◆ **Written exercise**:
Copy each line that contains the string "JSON".

----- Data provided -----

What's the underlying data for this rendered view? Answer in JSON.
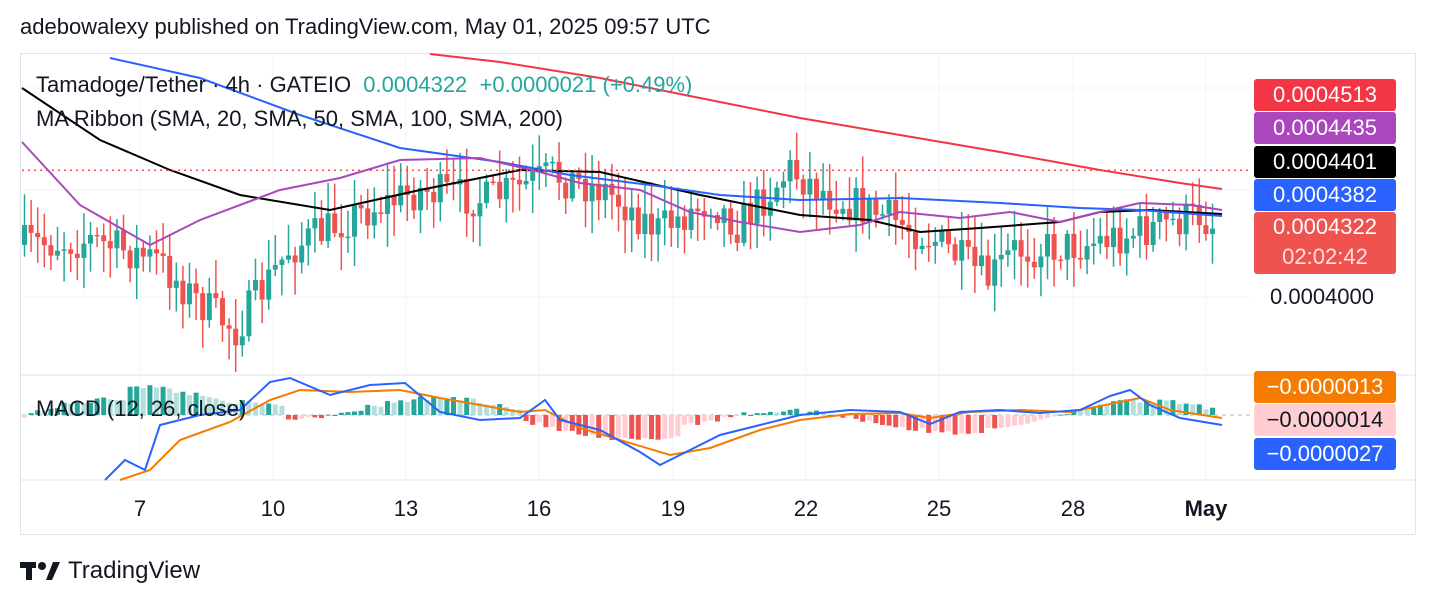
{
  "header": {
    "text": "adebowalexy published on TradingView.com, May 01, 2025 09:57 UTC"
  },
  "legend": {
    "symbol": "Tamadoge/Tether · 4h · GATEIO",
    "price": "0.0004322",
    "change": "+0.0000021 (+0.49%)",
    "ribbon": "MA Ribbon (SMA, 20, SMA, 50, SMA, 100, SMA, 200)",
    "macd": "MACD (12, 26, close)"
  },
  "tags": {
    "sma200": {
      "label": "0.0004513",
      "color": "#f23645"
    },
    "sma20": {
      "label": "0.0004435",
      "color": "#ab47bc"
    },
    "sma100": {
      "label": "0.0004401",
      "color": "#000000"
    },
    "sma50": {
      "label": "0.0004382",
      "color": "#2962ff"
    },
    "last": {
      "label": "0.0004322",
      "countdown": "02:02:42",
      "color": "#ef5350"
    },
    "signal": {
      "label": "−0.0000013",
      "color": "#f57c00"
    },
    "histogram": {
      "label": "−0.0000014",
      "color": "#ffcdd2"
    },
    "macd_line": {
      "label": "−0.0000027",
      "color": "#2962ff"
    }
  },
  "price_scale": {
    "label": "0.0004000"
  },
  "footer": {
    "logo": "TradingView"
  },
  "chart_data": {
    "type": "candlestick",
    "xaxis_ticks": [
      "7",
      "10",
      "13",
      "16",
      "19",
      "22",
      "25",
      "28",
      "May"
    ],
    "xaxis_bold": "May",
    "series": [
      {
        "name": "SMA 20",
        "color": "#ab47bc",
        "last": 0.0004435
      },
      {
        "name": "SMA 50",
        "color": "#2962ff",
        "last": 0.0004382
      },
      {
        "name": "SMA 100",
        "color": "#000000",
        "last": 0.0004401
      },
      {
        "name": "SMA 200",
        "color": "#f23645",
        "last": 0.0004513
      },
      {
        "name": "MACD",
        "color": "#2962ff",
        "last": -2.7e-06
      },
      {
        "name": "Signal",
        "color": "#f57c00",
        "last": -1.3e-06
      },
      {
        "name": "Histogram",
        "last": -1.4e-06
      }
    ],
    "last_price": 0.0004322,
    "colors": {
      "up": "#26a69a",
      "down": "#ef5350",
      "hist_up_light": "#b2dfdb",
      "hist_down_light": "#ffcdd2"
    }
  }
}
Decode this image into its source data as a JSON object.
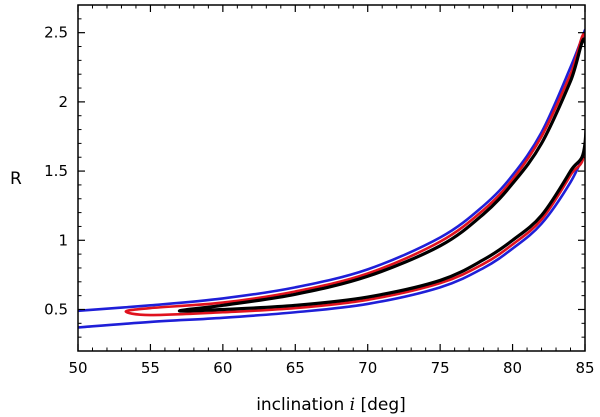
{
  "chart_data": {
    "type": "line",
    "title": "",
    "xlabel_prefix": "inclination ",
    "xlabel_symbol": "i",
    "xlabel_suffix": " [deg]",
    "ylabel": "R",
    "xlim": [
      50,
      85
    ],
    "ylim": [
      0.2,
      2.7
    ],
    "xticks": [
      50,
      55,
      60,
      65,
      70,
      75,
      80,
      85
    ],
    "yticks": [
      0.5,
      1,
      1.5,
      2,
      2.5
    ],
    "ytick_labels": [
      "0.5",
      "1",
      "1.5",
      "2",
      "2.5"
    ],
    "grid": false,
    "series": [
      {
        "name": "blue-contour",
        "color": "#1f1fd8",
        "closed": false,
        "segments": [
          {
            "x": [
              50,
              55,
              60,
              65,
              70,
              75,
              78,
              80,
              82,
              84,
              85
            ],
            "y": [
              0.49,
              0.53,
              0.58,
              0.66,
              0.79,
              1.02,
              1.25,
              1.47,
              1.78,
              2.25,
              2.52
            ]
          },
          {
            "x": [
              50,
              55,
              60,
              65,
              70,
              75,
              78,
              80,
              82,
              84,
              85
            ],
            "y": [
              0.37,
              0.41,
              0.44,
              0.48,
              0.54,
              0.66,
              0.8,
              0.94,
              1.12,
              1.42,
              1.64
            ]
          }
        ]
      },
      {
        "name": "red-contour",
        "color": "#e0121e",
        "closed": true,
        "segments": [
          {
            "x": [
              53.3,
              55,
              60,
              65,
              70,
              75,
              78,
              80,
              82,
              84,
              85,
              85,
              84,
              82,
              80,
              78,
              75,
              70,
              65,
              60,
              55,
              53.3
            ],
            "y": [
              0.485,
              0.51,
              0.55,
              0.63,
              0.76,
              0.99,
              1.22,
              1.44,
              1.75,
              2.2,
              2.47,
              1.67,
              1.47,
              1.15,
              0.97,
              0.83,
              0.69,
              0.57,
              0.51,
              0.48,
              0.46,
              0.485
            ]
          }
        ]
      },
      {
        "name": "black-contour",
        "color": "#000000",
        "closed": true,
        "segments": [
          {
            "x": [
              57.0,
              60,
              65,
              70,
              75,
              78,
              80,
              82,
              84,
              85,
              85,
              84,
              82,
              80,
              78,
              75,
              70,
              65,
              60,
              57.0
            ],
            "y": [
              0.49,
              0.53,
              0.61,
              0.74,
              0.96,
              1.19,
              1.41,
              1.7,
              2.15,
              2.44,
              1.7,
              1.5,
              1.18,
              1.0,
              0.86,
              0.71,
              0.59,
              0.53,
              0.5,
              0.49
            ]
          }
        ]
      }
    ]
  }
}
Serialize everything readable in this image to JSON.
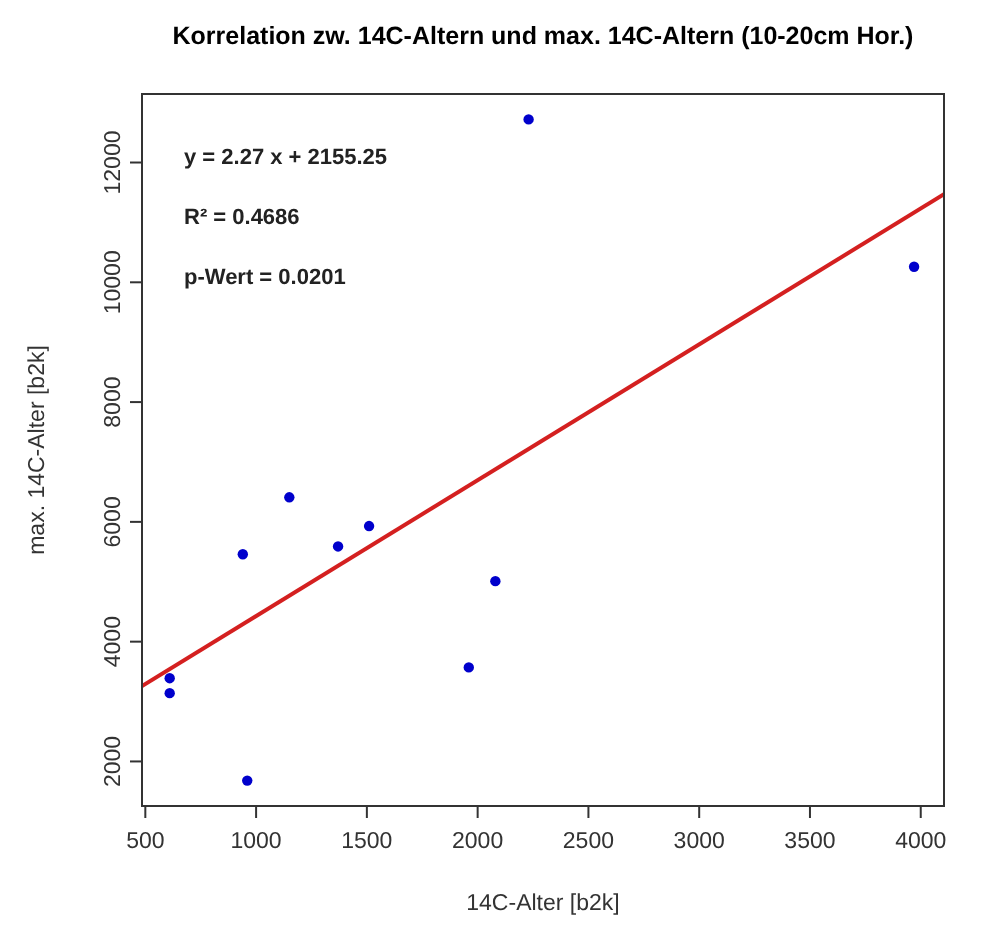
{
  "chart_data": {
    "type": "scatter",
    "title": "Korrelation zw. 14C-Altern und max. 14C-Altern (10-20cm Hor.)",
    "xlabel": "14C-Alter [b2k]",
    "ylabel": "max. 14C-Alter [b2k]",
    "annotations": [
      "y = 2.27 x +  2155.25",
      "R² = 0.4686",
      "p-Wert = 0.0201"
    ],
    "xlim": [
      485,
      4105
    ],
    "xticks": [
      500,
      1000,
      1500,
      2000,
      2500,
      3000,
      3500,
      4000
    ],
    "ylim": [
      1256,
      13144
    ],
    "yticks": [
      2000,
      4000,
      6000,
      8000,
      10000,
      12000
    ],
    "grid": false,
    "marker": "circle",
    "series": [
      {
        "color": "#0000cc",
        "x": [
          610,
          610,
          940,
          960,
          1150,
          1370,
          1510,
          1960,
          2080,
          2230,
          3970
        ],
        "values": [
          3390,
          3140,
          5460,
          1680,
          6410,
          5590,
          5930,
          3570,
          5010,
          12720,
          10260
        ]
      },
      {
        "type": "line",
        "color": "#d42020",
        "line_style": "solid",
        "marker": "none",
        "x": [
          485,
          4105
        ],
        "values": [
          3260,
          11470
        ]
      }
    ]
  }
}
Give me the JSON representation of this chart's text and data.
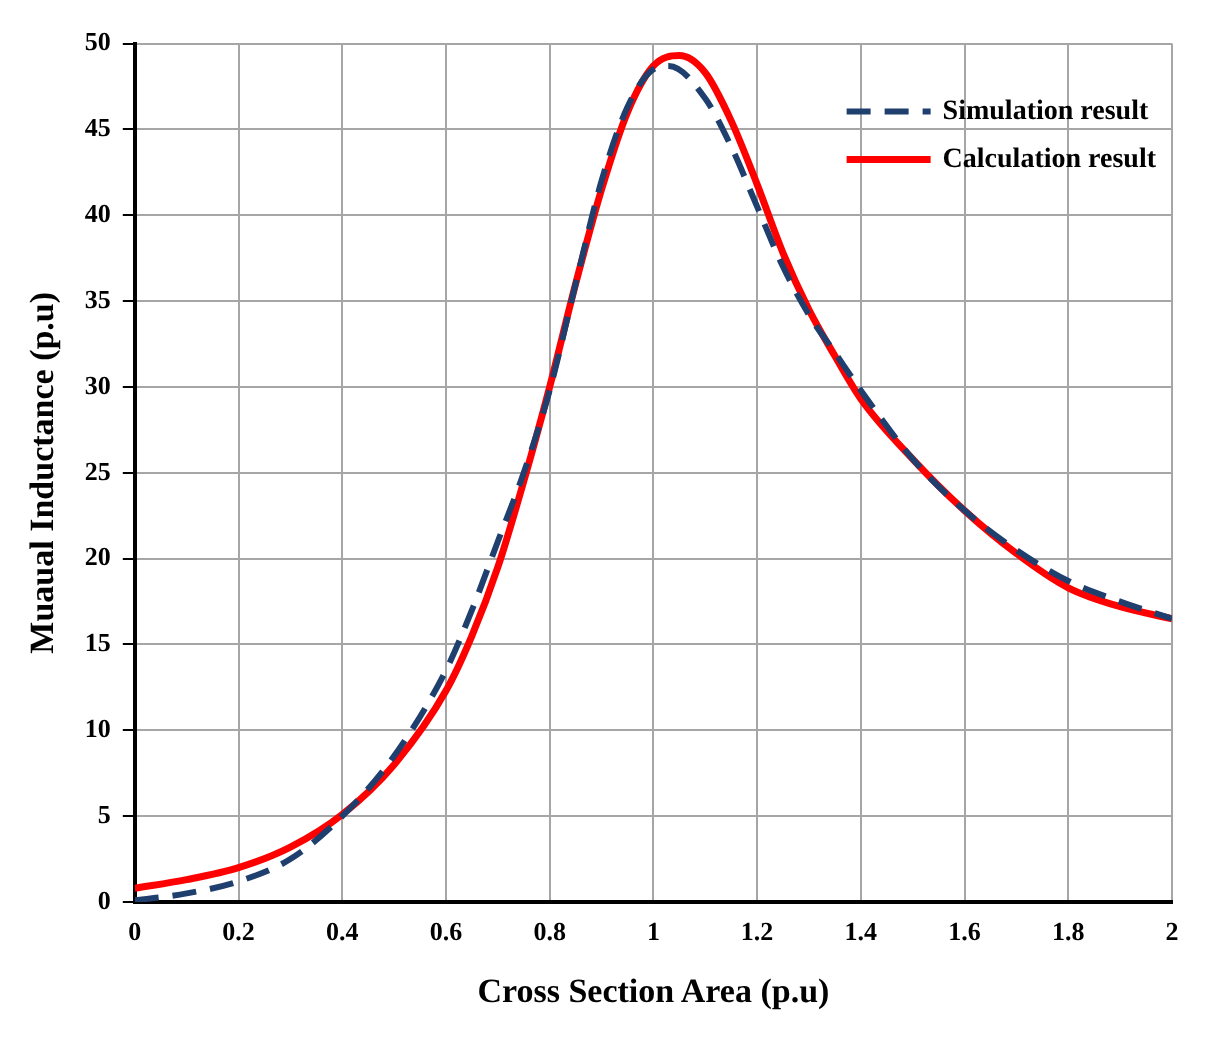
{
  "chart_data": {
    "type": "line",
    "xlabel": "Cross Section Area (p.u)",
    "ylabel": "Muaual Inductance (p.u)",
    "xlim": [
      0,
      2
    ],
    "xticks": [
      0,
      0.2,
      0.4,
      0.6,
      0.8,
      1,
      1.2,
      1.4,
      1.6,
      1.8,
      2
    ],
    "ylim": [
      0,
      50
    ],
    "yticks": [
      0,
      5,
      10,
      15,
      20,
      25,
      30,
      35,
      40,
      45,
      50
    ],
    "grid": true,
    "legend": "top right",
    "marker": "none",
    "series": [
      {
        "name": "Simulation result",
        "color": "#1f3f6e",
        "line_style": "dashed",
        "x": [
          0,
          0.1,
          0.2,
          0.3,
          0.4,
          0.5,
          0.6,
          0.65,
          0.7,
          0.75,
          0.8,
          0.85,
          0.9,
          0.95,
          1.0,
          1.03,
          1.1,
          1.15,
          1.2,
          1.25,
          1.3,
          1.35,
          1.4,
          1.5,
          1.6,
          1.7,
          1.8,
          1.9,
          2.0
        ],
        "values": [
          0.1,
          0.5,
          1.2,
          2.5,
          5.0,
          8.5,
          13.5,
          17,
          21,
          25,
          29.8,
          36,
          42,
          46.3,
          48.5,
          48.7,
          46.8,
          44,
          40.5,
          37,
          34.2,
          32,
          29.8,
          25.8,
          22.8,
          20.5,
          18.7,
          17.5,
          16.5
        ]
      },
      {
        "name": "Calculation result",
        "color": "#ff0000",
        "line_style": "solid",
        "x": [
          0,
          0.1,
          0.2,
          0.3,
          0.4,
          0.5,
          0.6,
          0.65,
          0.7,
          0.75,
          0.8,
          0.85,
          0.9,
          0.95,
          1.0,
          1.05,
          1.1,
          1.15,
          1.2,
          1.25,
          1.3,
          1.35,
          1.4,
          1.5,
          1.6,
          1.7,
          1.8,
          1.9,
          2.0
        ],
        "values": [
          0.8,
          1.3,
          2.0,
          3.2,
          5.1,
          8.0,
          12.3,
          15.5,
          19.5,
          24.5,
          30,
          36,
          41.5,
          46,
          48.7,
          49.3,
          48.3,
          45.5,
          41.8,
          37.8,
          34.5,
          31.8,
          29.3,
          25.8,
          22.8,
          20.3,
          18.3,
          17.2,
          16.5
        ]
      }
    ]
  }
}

-----

◆ **The result**:
What's the underlying data for this rendered view? Answer in JSON.
Decode this image into its source data as a JSON object.
Serialize everything readable in this image to JSON.
Give me the JSON representation of this chart's text and data.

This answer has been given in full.